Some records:
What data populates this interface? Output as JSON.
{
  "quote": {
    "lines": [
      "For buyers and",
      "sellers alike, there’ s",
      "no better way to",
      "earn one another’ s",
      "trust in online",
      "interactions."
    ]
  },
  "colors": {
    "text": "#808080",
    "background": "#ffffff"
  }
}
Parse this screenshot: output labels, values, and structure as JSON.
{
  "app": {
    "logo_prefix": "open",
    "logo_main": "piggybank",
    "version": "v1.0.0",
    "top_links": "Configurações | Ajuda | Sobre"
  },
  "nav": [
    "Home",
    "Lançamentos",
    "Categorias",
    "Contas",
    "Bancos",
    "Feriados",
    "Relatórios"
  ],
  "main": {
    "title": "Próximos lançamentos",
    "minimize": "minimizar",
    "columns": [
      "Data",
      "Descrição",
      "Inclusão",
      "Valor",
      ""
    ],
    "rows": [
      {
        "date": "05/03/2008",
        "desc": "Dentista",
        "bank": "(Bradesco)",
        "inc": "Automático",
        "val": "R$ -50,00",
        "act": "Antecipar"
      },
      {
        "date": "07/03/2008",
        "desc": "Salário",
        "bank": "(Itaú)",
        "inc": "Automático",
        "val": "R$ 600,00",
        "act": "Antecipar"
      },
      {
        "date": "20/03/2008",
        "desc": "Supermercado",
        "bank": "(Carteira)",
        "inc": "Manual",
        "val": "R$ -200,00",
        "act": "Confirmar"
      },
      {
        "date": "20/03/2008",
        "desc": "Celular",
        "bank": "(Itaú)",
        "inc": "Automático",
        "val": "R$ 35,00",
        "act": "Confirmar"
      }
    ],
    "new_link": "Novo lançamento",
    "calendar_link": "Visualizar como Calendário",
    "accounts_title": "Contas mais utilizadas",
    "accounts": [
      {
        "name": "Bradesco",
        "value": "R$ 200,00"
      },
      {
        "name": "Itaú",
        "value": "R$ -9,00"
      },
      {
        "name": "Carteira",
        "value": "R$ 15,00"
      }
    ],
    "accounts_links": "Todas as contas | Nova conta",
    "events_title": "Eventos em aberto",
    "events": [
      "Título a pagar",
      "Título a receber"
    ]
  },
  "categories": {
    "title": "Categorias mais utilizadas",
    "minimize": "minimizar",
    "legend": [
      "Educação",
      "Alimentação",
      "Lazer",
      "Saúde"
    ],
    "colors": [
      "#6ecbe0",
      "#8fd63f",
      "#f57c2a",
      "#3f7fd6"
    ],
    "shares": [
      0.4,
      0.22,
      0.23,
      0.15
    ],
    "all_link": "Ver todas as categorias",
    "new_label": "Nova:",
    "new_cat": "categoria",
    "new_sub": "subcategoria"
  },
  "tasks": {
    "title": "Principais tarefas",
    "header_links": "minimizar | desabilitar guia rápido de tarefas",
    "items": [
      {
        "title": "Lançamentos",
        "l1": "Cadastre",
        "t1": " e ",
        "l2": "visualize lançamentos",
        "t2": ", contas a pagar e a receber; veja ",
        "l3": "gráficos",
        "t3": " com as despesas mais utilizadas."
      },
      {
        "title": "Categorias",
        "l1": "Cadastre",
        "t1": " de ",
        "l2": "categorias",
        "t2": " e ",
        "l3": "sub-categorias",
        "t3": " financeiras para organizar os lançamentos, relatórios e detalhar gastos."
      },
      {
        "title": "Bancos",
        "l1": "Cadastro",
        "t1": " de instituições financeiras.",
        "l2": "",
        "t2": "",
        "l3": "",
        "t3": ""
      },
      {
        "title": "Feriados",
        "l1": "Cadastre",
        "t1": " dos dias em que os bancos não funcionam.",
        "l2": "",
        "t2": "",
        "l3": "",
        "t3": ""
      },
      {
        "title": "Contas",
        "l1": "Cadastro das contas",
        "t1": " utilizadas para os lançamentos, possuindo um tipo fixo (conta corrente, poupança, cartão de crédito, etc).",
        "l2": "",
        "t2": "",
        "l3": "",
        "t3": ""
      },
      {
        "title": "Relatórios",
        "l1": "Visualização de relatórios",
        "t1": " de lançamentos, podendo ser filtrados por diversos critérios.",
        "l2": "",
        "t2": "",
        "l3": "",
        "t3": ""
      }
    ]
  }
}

### Given instruction:
Among the entries above, identify all lines with "para" and copy them.

### Solution:
        "t3": " financeiras para organizar os lançamentos, relatórios e detalhar gastos."
        "t1": " utilizadas para os lançamentos, possuindo um tipo fixo (conta corrente, poupança, cartão de crédito, etc).",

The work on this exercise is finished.